__Problem details__: Once the pictures are set aside, transcribe the remaining data exactly.

__Supplied information__:

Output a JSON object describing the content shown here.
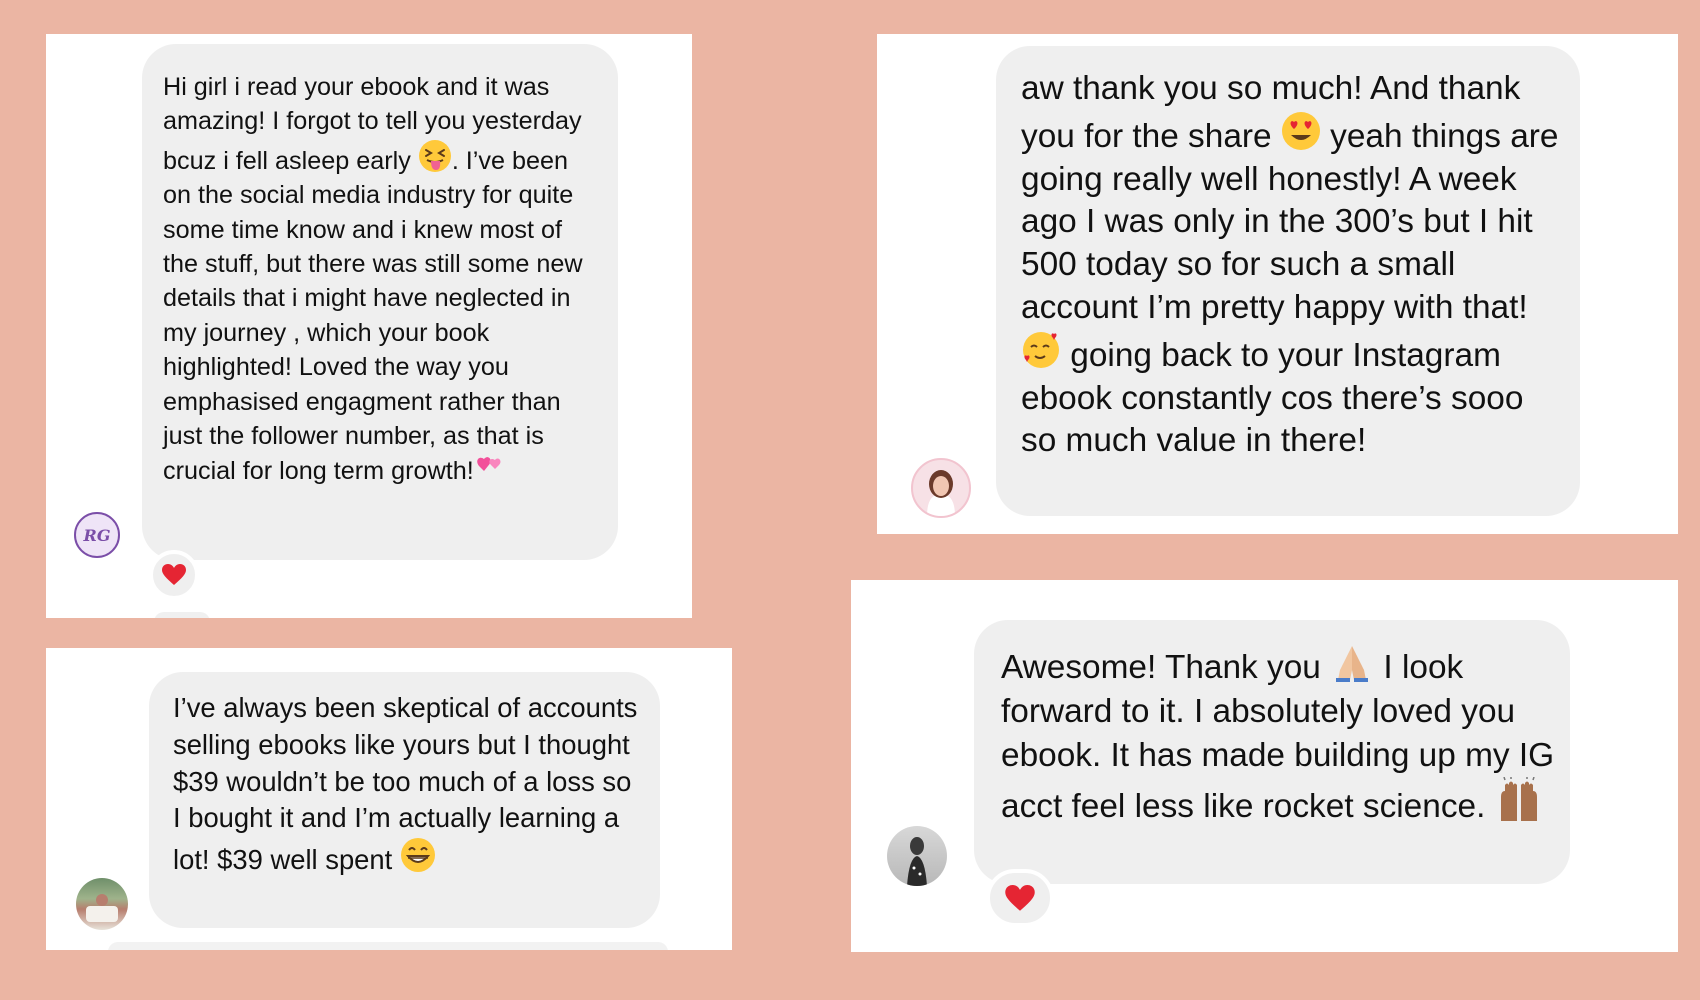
{
  "colors": {
    "background": "#EBB5A3",
    "card": "#FFFFFF",
    "bubble": "#EFEFEF",
    "heart": "#E52533"
  },
  "messages": [
    {
      "id": "rg-craft-co",
      "avatar_icon": "rg-logo-avatar",
      "avatar_text": "RG",
      "reaction_icon": "red-heart-icon",
      "segments": [
        "Hi girl i read your ebook and it was amazing! I forgot to tell you yesterday bcuz i fell asleep early ",
        ". I’ve been on the social media industry for quite some time know and i knew most of the stuff, but there was still some new details that i might have neglected in my journey , which your book highlighted! Loved the way you emphasised engagment rather than just the follower number, as that is crucial for long term growth!"
      ],
      "emojis": [
        "squinting-tongue-emoji",
        "two-hearts-emoji"
      ]
    },
    {
      "id": "skeptical-buyer",
      "avatar_icon": "profile-photo-avatar",
      "segments": [
        "I’ve always been skeptical of accounts selling ebooks like yours but I thought $39 wouldn’t be too much of a loss so I bought it and I’m actually learning a lot! $39 well spent "
      ],
      "emojis": [
        "grinning-emoji"
      ]
    },
    {
      "id": "growing-account",
      "avatar_icon": "profile-photo-avatar",
      "segments": [
        "aw thank you so much! And thank you for the share ",
        " yeah things are going really well honestly! A week ago I was only in the 300’s but I hit 500 today so for such a small account I’m pretty happy with that! ",
        " going back to your Instagram ebook constantly cos there’s sooo so much value in there!"
      ],
      "emojis": [
        "heart-eyes-emoji",
        "smiling-hearts-emoji"
      ]
    },
    {
      "id": "rocket-science",
      "avatar_icon": "profile-photo-avatar",
      "reaction_icon": "red-heart-icon",
      "segments": [
        "Awesome! Thank you ",
        " I look forward to it. I absolutely loved you ebook. It has made building up my IG acct feel less like rocket science. "
      ],
      "emojis": [
        "folded-hands-emoji",
        "raising-hands-emoji"
      ]
    }
  ]
}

__Solution for this task__:
Output a JSON object describing the content shown here.
{
  "colors": {
    "background": "#EBB5A3",
    "card": "#FFFFFF",
    "bubble": "#EFEFEF",
    "heart": "#E52533"
  },
  "messages": [
    {
      "id": "rg-craft-co",
      "avatar_icon": "rg-logo-avatar",
      "avatar_text": "RG",
      "reaction_icon": "red-heart-icon",
      "segments": [
        "Hi girl i read your ebook and it was amazing! I forgot to tell you yesterday bcuz i fell asleep early ",
        ". I’ve been on the social media industry for quite some time know and i knew most of the stuff, but there was still some new details that i might have neglected in my journey , which your book highlighted! Loved the way you emphasised engagment rather than just the follower number, as that is crucial for long term growth!"
      ],
      "emojis": [
        "squinting-tongue-emoji",
        "two-hearts-emoji"
      ]
    },
    {
      "id": "skeptical-buyer",
      "avatar_icon": "profile-photo-avatar",
      "segments": [
        "I’ve always been skeptical of accounts selling ebooks like yours but I thought $39 wouldn’t be too much of a loss so I bought it and I’m actually learning a lot! $39 well spent "
      ],
      "emojis": [
        "grinning-emoji"
      ]
    },
    {
      "id": "growing-account",
      "avatar_icon": "profile-photo-avatar",
      "segments": [
        "aw thank you so much! And thank you for the share ",
        " yeah things are going really well honestly! A week ago I was only in the 300’s but I hit 500 today so for such a small account I’m pretty happy with that! ",
        " going back to your Instagram ebook constantly cos there’s sooo so much value in there!"
      ],
      "emojis": [
        "heart-eyes-emoji",
        "smiling-hearts-emoji"
      ]
    },
    {
      "id": "rocket-science",
      "avatar_icon": "profile-photo-avatar",
      "reaction_icon": "red-heart-icon",
      "segments": [
        "Awesome! Thank you ",
        " I look forward to it. I absolutely loved you ebook. It has made building up my IG acct feel less like rocket science. "
      ],
      "emojis": [
        "folded-hands-emoji",
        "raising-hands-emoji"
      ]
    }
  ]
}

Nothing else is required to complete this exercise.